Work instructions ▸
Examine the records and identify each line that includes the string "values". Copy those lines.
[Begin]
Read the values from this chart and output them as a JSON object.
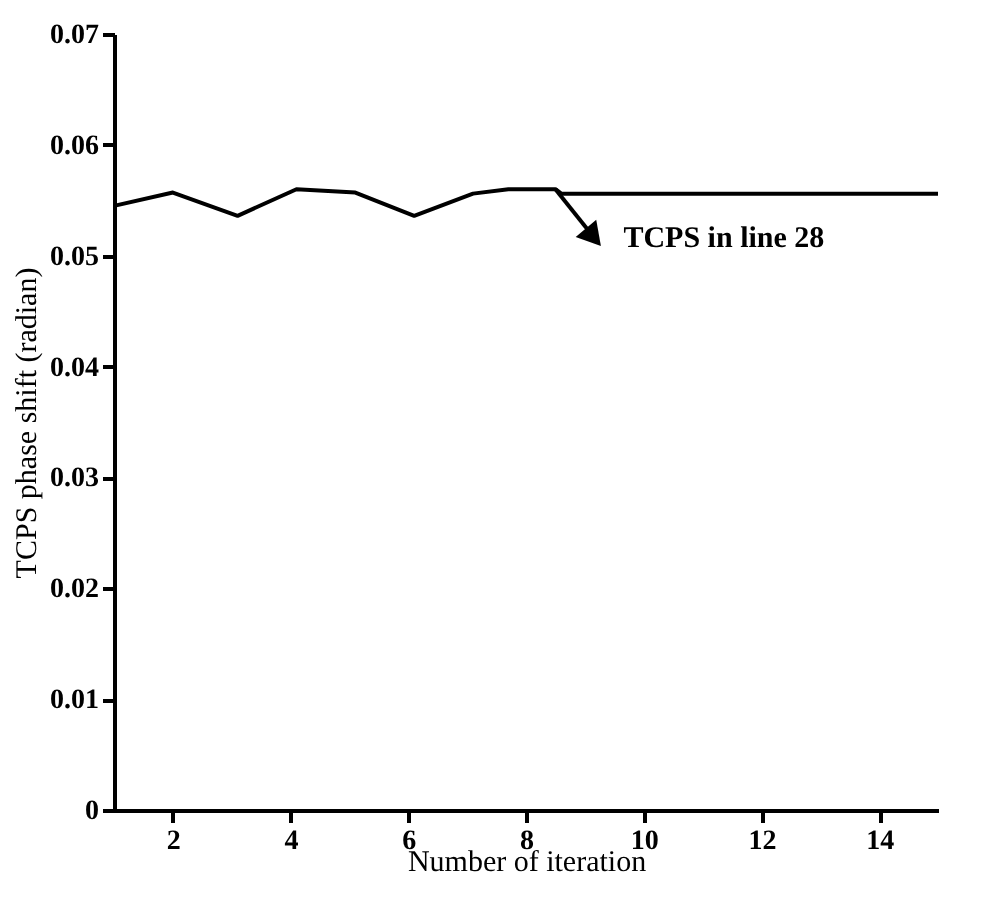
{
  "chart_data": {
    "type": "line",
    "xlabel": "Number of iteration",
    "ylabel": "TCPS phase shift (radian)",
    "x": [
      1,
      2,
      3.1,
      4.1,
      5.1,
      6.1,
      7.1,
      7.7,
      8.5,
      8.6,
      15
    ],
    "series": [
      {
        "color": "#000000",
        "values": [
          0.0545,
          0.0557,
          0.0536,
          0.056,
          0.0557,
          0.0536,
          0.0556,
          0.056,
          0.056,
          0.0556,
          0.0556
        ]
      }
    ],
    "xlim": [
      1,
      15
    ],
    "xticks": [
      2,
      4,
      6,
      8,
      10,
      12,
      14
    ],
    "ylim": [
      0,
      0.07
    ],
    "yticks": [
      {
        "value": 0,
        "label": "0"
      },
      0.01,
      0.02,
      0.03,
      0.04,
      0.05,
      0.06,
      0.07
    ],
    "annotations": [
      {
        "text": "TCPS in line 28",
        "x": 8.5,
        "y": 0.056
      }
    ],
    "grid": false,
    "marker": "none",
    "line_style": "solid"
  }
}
[End]
Solution for this exercise ▸
Read the values from this chart and output them as a JSON object.
        "values": [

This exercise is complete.